**ARTICLE:**
———

Convert the distances recorded in the shape_dist_traveled columns of the given Feed to the given distance units. New distance units must lie in constants.DIST_UNITS. Return the resulting Feed.

copy() Feed

Return a copy of this feed, that is, a feed with all the same attributes.

create_shapes(*, all_trips: bool = False) Feed

Given a feed, create a shape for every trip that is missing a shape ID. Do this by connecting the stops on the trip with straight lines. Return the resulting feed which has updated shapes and trips tables.

If all_trips, then create new shapes for all trips by connecting stops, and remove the old shapes.

describe(sample_date: str | None = None) pd.DataFrame

Return a DataFrame of various feed indicators and values, e.g. number of routes. Specialize some those indicators to the given YYYYMMDD sample date string, e.g. number of routes active on the date.

The resulting DataFrame has the columns

  • 'indicator': string; name of an indicator, e.g. ‘num_routes’

  • 'value': value of the indicator, e.g. 27

property dist_units

The distance units of the Feed.

drop_invalid_columns() Feed

Drop all DataFrame columns of the given Feed that are not listed in the GTFS. Return the resulting Feed.

drop_zombies() Feed

In the given Feed, do the following in order and return the resulting Feed.

  1. Drop stops of location type 0 or NaN with no stop times.

  2. Remove undefined parent stations from the parent_station column.

  3. Drop trips with no stop times.

  4. Drop shapes with no trips.

  5. Drop routes with no trips.

  6. Drop services with no trips.

extend_id(id_col: str, extension: str, *, prefix=True) Feed

Add a prefix (if prefix) or a suffix (otherwise) to all values of column id_col across all tables of this Feed. This can be helpful when preparing to merge multiple GTFS feeds with colliding route IDs, say.

Raises a ValueError if id_col values can’t have strings added to them, e.g. if id_col is ‘direction_id’.

geometrize_shapes(*, use_utm: bool = False) GeoDataFrame

Given a GTFS shapes DataFrame, convert it to a GeoDataFrame of LineStrings and return the result, which will no longer have the columns 'shape_pt_sequence', 'shape_pt_lon', 'shape_pt_lat', and 'shape_dist_traveled'.

If use_utm, then use local UTM coordinates for the geometries.

geometrize_stops(*, use_utm: bool = False) GeoDataFrame

Given a stops DataFrame, convert it to a GeoPandas GeoDataFrame of Points and return the result, which will no longer have the columns 'stop_lon' and 'stop_lat'.

———

**GIVEN RECORDS:**
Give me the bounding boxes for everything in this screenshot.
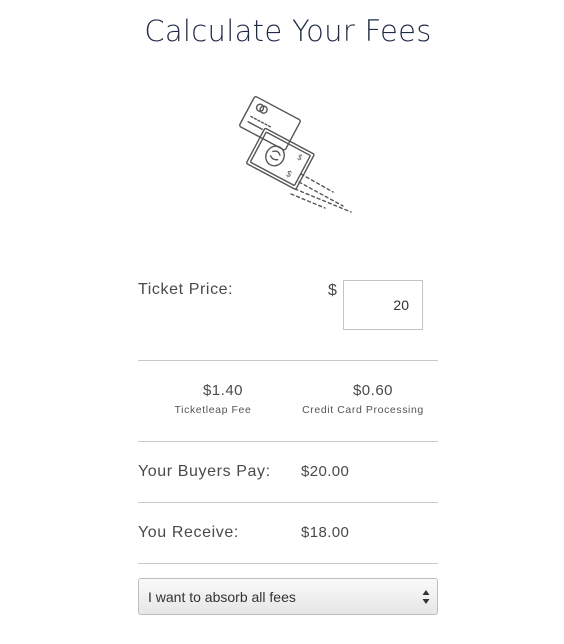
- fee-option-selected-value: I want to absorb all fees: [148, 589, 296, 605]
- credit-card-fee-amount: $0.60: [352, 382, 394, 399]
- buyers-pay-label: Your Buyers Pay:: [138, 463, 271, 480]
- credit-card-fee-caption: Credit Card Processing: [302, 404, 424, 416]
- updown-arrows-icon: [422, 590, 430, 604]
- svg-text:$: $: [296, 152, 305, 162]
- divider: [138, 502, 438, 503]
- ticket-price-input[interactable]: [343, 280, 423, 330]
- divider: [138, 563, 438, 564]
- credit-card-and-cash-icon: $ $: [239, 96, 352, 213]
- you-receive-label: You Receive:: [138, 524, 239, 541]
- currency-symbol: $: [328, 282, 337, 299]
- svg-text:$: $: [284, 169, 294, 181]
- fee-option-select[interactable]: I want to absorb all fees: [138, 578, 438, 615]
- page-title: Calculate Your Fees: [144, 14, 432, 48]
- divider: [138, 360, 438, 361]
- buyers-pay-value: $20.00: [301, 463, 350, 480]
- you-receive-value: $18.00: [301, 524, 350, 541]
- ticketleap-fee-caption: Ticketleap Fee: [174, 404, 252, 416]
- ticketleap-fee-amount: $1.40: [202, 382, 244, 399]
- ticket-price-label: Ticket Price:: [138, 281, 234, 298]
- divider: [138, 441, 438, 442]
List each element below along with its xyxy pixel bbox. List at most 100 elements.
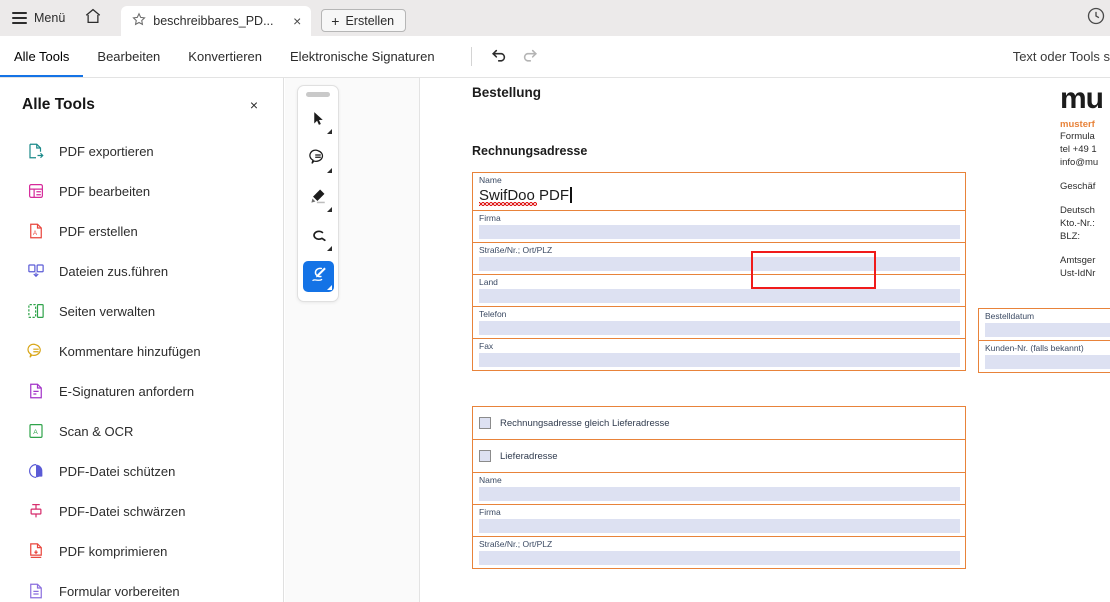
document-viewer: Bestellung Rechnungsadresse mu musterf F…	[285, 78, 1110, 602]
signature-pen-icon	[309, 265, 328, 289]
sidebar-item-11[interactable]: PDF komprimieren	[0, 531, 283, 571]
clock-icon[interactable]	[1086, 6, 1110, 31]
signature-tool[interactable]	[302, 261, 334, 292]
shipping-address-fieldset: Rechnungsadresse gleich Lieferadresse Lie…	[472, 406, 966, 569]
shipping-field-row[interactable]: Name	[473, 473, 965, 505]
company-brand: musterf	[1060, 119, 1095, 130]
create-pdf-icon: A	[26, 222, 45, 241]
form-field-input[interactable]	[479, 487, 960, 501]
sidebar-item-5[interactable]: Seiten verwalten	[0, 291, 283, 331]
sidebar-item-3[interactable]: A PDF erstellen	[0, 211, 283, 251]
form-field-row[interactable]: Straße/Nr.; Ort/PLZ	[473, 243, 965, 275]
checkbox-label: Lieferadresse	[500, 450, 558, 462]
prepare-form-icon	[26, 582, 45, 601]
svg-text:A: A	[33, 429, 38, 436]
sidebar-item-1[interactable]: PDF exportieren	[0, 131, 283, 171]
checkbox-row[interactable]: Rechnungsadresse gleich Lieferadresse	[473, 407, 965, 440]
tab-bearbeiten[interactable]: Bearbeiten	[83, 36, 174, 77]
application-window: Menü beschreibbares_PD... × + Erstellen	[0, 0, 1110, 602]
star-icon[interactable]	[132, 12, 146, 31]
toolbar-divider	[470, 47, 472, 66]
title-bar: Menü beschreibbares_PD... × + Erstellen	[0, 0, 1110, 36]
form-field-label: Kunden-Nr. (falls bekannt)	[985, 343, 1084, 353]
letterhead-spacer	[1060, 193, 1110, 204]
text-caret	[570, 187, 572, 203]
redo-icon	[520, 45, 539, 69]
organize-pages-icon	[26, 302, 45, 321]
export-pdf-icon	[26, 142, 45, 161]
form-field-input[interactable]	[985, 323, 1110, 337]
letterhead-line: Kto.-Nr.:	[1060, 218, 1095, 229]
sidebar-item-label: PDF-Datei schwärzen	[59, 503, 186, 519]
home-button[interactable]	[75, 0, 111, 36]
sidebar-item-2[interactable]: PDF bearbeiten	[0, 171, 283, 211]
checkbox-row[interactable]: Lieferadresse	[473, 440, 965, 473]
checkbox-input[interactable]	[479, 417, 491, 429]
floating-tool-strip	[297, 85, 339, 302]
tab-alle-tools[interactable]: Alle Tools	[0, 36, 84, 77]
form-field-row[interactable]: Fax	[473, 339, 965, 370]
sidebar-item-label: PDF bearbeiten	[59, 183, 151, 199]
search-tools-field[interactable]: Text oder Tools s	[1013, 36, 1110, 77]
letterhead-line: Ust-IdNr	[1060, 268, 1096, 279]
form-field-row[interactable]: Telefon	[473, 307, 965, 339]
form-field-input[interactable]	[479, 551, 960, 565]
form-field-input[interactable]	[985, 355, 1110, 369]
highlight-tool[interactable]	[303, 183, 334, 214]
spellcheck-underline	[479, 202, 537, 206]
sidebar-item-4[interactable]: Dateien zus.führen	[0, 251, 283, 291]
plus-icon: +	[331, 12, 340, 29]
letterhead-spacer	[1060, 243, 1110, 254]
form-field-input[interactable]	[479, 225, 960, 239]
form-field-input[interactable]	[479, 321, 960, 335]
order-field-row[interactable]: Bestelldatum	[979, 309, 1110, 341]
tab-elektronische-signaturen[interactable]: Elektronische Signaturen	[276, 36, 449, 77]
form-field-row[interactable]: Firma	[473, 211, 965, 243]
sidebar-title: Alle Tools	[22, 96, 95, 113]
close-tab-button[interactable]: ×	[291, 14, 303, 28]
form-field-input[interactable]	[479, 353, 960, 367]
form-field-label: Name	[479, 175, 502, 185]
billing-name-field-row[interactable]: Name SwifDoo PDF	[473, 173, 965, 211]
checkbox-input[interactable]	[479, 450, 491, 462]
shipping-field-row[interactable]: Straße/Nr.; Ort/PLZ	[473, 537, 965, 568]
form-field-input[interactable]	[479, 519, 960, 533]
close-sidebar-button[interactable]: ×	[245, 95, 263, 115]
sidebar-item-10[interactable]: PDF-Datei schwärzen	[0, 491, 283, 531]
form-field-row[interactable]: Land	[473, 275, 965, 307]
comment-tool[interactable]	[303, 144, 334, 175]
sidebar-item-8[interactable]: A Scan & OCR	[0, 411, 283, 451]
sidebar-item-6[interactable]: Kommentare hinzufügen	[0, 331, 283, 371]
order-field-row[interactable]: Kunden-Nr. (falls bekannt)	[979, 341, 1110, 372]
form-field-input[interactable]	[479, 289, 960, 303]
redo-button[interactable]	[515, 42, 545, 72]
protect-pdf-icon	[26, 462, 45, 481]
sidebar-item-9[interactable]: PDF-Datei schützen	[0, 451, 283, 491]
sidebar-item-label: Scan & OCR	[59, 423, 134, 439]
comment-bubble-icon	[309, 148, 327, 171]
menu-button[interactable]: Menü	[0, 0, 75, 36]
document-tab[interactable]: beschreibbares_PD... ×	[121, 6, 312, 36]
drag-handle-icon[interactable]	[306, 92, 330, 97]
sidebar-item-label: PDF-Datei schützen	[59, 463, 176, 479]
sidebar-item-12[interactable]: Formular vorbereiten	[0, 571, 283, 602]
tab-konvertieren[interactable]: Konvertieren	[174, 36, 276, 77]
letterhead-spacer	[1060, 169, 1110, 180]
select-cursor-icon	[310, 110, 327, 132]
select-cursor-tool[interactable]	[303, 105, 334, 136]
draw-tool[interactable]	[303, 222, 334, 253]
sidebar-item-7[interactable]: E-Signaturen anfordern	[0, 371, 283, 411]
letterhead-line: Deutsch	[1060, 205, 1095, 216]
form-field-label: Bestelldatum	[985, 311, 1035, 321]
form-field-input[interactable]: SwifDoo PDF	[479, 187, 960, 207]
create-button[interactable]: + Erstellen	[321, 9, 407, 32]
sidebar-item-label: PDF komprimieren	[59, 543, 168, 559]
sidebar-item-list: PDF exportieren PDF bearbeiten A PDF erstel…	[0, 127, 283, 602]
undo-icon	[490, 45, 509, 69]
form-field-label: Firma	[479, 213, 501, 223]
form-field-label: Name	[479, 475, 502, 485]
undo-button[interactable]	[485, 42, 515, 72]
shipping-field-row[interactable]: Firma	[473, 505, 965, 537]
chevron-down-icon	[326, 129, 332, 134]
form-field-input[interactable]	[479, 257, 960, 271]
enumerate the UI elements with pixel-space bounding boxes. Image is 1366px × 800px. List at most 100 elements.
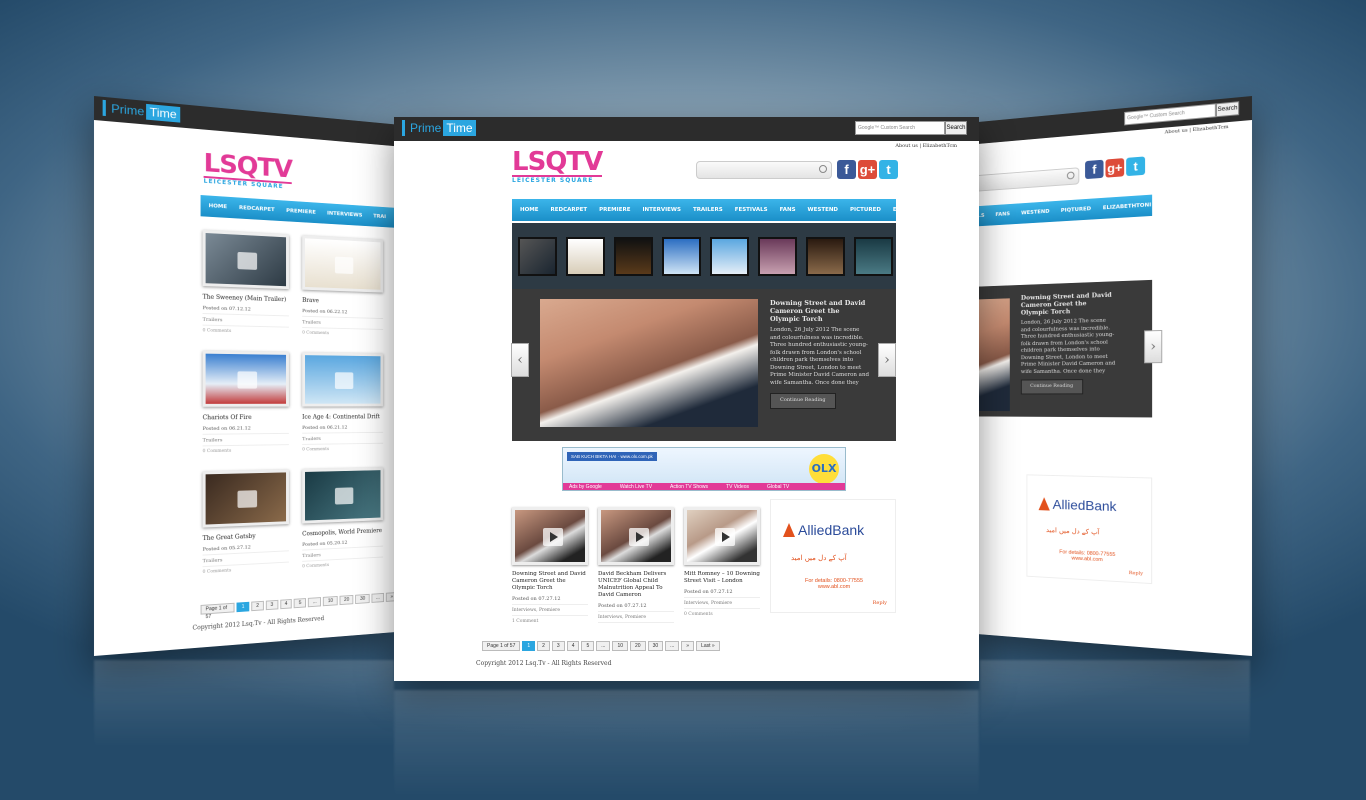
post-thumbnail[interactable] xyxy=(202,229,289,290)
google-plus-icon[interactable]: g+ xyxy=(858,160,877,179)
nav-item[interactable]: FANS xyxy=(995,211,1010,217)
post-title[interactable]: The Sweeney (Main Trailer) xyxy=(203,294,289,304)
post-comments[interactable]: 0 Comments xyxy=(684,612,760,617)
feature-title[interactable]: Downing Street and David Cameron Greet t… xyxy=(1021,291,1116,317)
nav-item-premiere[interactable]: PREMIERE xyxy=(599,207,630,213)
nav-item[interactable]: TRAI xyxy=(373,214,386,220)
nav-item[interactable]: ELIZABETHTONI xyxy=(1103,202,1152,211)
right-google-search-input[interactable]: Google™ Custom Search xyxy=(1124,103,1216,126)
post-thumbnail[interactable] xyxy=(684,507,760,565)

———

**COMPLETE THE FOLLOWING:**
A. Summarize the Feed documentation in two sentences.
B. Transcribe the Feed documentation between "Drop all DataFrame" and "and return the resulting Feed.", inclusive.
C. In the Feed documentation, what error does extend_id raise when the id_col values can't have strings added to them?
The lines above have no connection to the Feed documentation.

**RESULTS IN ORDER:**
A. The Feed documentation describes methods for converting shape distances to new units, copying a feed, creating shapes for trips by connecting their stops with straight lines, and returning a DataFrame of feed indicators and values. It also covers dropping columns not listed in the GTFS, removing stops, trips, shapes, routes and services that are unused, adding a prefix or suffix to ID values, and converting shapes and stops into GeoDataFrames of LineStrings and Points.

B.
Drop all DataFrame columns of the given Feed that are not listed in the GTFS. Return the resulting Feed.

drop_zombies() Feed

In the given Feed, do the following in order and return the resulting Feed.

C. It raises a ValueError.